**Written instruction:** Each line in the entries below that holds the string "laurel" is to be listed.

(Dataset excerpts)
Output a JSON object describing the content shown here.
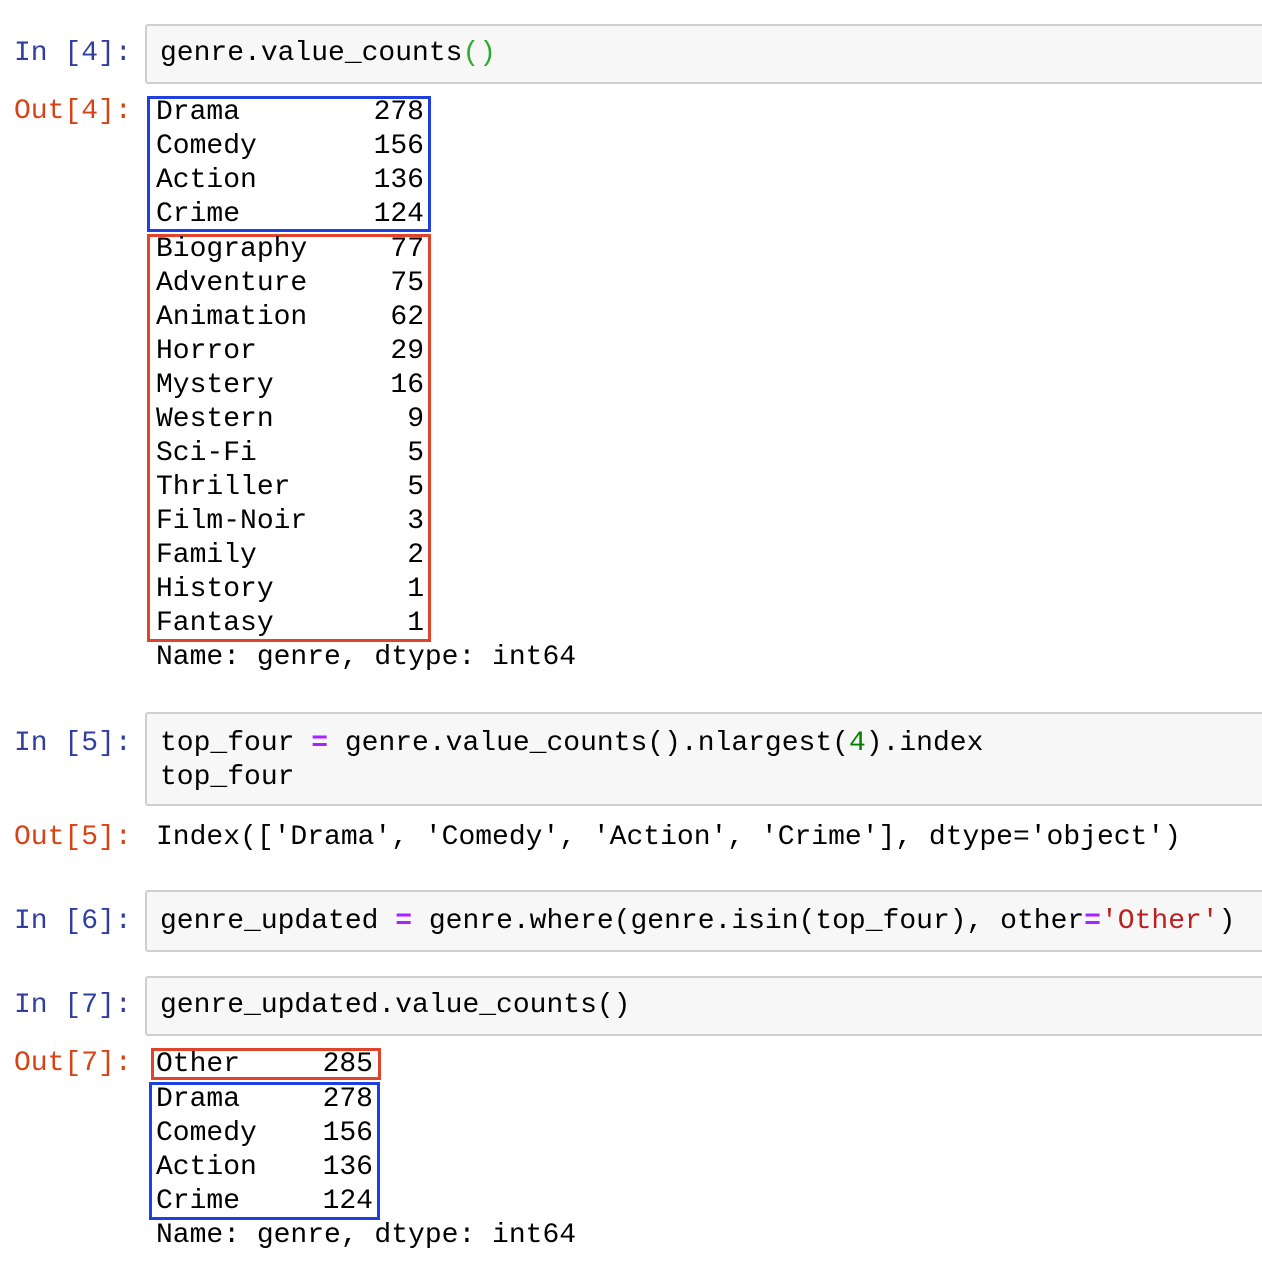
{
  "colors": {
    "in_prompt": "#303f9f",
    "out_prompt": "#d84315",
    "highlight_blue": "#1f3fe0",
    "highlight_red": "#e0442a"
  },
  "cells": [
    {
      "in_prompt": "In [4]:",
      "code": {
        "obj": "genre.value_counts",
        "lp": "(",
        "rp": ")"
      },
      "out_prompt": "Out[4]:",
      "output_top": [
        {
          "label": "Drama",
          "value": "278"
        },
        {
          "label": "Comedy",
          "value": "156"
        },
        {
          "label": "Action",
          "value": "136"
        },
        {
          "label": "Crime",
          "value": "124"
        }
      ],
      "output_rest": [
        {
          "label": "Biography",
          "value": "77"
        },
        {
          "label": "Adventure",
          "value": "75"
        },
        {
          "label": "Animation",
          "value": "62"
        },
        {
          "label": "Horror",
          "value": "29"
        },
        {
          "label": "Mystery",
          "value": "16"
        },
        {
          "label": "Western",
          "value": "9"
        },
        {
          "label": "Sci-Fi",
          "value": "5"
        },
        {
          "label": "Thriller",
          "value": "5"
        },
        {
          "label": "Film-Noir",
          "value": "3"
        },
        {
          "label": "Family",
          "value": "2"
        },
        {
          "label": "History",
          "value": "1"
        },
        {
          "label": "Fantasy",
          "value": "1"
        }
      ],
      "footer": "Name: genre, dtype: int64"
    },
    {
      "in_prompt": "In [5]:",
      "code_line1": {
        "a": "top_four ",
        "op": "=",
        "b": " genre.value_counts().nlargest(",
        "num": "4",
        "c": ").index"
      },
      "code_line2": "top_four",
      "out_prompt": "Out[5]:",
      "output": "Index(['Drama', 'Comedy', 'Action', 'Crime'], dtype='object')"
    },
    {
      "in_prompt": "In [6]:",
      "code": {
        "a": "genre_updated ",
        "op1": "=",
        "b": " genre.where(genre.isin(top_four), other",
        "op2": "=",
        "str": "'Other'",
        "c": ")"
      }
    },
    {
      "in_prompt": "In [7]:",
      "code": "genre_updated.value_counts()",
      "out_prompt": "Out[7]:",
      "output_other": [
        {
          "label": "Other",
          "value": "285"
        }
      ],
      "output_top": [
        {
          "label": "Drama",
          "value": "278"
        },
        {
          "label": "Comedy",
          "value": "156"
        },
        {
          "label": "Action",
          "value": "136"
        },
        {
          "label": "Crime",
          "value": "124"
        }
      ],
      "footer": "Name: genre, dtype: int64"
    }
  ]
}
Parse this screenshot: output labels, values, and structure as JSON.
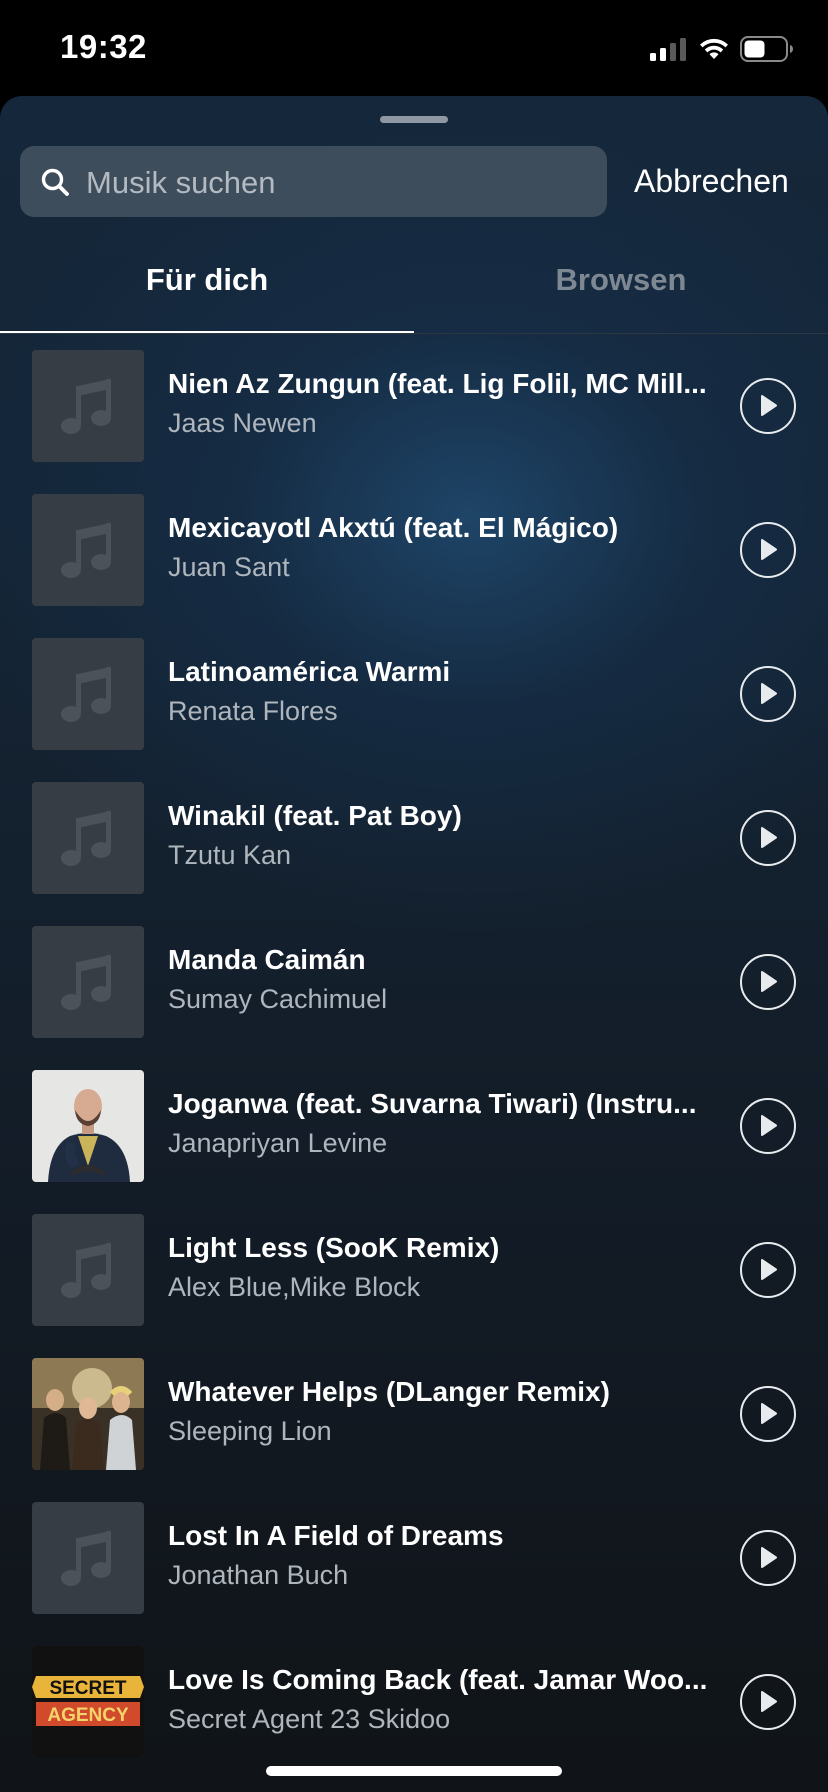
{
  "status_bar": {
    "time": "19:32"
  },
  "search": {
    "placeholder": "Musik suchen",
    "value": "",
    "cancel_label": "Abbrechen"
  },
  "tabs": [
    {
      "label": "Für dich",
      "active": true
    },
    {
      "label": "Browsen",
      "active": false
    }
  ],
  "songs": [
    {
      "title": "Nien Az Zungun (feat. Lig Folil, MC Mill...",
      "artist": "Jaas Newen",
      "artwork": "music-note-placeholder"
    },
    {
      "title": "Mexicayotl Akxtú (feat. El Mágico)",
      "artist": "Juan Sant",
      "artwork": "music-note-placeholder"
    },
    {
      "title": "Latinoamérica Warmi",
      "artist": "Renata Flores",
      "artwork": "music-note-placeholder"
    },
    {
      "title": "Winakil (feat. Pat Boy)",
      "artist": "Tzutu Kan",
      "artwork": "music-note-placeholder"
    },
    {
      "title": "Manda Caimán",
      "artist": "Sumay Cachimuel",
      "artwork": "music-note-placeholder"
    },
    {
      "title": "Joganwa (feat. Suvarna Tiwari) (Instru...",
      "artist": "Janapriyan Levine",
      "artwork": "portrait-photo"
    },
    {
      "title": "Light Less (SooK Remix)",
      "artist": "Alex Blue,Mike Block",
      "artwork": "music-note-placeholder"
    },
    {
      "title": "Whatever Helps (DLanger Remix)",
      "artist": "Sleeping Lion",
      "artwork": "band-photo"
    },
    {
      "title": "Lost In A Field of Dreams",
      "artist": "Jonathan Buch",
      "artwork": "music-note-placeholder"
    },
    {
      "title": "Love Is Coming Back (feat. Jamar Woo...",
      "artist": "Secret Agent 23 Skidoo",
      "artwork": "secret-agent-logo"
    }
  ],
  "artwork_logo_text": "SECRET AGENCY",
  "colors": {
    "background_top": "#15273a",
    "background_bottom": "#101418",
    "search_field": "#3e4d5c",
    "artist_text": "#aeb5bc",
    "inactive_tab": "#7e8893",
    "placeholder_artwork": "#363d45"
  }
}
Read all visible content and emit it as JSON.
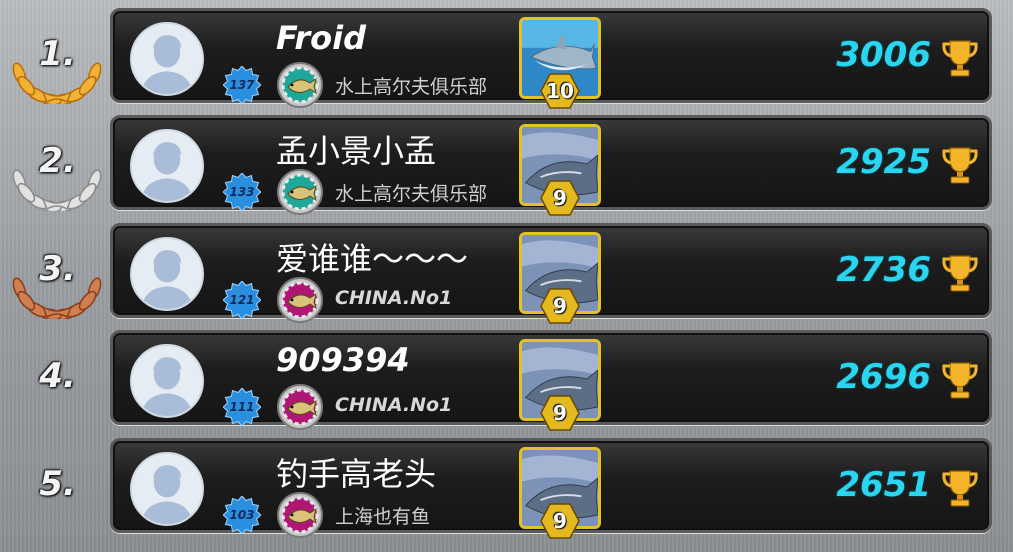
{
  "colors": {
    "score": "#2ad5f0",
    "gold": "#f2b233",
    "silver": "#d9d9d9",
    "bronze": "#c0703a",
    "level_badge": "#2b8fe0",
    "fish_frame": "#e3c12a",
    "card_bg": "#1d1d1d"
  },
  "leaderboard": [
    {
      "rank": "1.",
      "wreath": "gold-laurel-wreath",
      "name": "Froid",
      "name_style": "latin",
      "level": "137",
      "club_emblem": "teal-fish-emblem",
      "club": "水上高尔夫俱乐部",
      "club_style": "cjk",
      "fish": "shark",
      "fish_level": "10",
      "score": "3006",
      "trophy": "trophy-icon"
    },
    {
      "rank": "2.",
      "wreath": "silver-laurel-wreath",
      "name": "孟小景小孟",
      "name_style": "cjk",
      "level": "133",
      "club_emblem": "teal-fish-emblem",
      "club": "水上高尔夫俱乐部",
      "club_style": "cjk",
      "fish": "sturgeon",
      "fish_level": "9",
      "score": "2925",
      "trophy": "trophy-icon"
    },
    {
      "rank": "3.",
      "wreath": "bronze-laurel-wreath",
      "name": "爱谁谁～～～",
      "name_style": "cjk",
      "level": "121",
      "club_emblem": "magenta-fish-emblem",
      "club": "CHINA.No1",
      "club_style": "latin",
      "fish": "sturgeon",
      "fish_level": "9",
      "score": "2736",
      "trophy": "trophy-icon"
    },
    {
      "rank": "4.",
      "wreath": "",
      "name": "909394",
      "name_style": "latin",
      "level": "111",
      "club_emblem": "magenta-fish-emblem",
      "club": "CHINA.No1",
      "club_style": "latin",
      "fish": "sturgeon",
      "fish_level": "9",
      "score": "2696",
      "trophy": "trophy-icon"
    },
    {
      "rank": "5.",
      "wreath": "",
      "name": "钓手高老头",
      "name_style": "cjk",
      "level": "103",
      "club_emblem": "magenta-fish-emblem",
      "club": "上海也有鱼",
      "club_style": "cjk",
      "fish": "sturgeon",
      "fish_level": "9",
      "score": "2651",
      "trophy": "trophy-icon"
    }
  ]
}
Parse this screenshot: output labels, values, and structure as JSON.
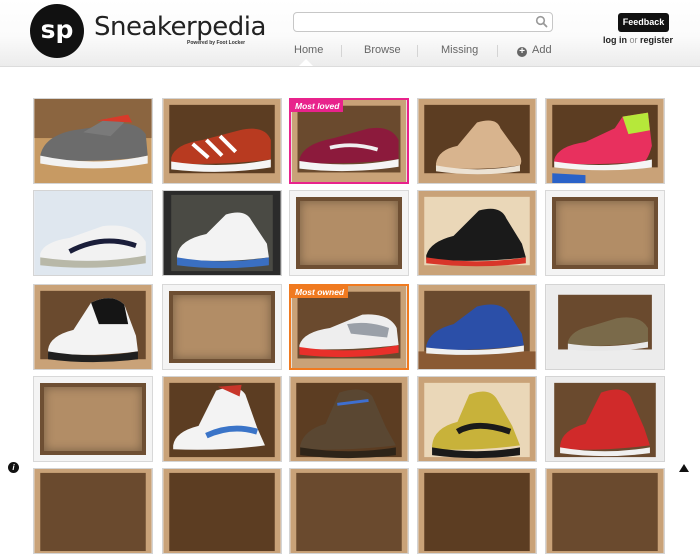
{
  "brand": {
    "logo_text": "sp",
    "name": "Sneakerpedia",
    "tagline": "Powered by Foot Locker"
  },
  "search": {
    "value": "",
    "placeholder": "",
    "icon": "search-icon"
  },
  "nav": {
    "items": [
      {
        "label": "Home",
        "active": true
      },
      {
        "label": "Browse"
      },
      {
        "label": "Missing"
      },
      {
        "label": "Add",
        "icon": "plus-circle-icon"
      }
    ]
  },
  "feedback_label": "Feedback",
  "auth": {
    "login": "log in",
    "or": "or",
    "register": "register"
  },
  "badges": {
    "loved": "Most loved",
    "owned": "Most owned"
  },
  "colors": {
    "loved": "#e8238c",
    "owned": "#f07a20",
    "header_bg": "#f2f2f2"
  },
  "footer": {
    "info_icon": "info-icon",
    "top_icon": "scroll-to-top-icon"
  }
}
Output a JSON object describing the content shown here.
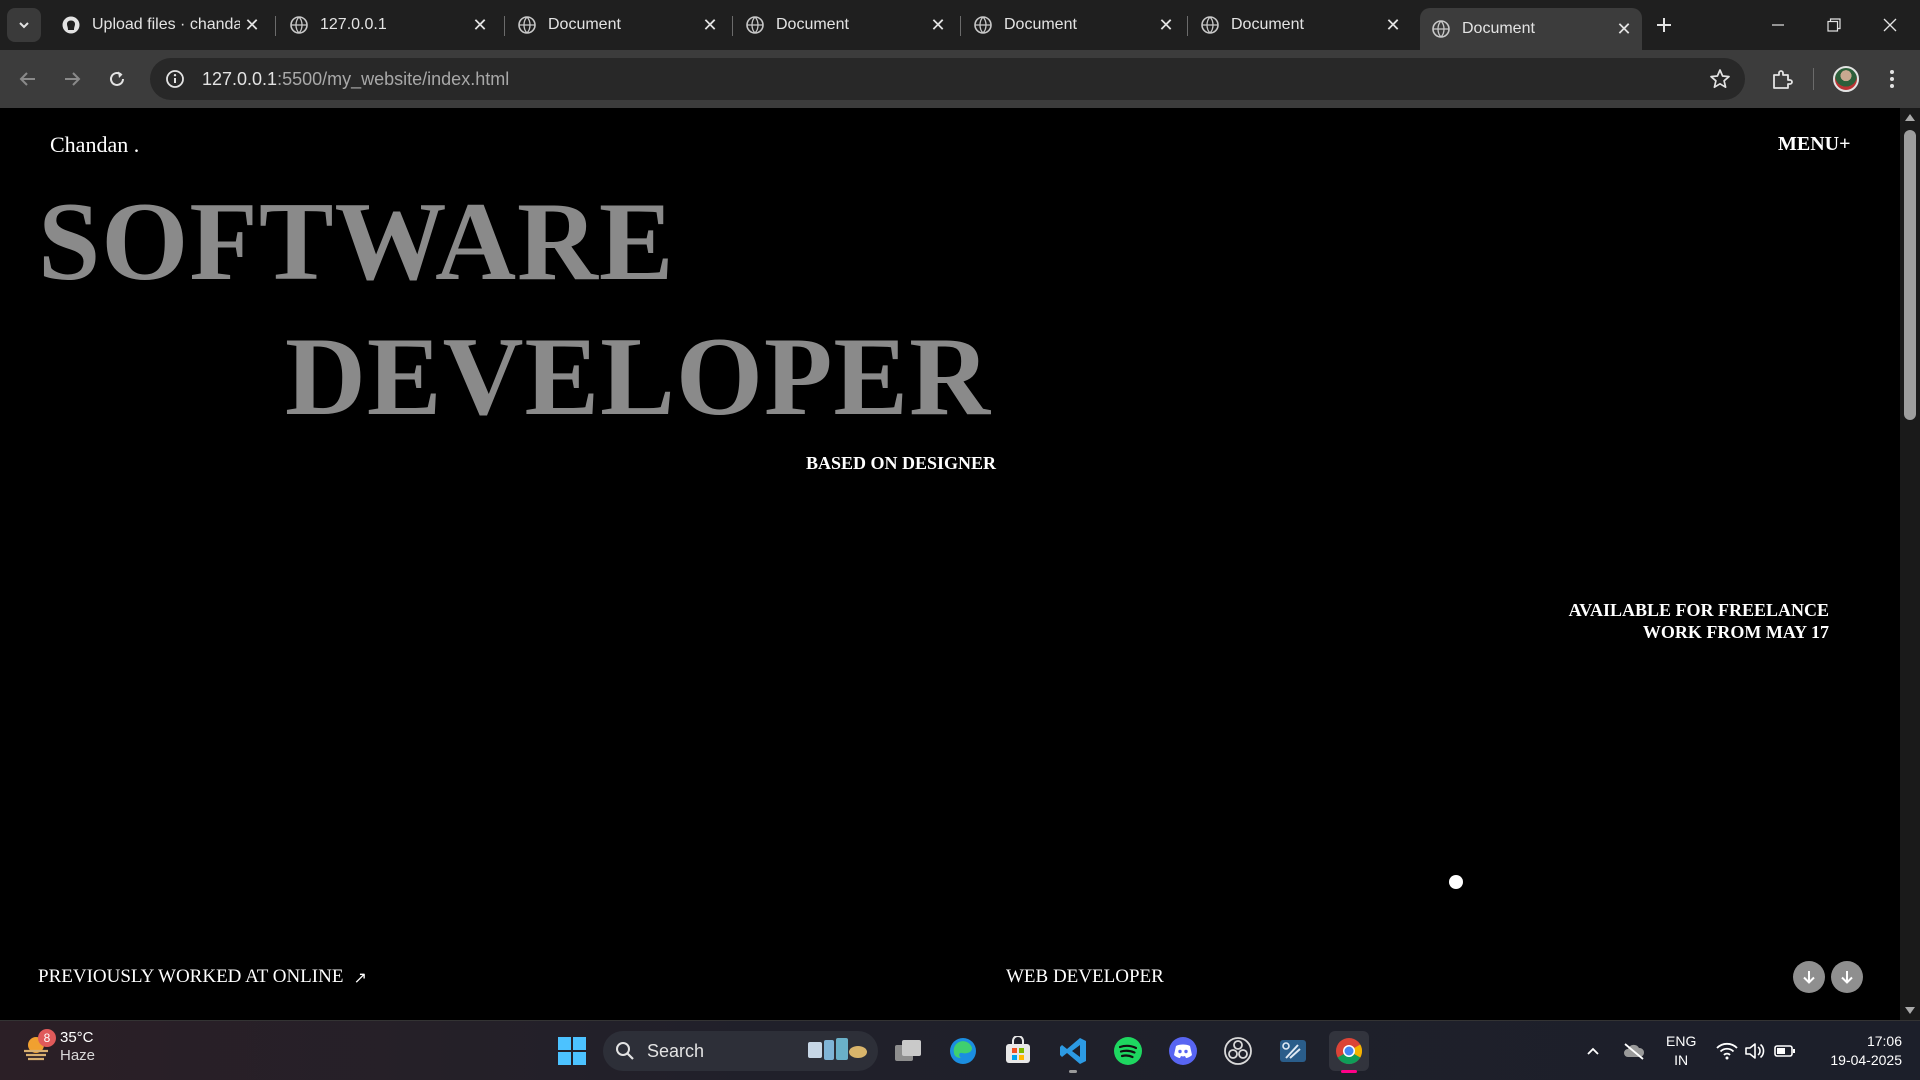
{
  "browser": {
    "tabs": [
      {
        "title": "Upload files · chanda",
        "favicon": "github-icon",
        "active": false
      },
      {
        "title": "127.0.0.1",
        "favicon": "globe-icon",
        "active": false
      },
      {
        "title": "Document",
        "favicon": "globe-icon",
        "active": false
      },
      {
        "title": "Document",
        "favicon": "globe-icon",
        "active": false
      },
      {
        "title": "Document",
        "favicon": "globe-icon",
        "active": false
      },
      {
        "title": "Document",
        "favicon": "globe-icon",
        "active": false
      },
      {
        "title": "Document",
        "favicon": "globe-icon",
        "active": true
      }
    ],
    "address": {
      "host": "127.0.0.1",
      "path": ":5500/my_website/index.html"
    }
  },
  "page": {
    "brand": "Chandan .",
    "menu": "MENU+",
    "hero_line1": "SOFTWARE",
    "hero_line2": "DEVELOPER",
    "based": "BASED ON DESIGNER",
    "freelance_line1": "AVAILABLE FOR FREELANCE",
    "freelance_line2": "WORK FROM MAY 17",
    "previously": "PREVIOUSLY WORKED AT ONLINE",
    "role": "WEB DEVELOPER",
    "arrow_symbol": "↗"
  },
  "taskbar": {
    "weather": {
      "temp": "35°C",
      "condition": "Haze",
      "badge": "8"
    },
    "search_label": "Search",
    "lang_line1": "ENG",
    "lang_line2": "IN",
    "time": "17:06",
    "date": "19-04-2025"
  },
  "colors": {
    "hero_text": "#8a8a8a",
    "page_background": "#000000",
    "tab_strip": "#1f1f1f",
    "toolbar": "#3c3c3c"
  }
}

**Answer for the task:**
      "wreath": "gold-laurel-wreath",
      "wreath": "silver-laurel-wreath",
      "wreath": "bronze-laurel-wreath",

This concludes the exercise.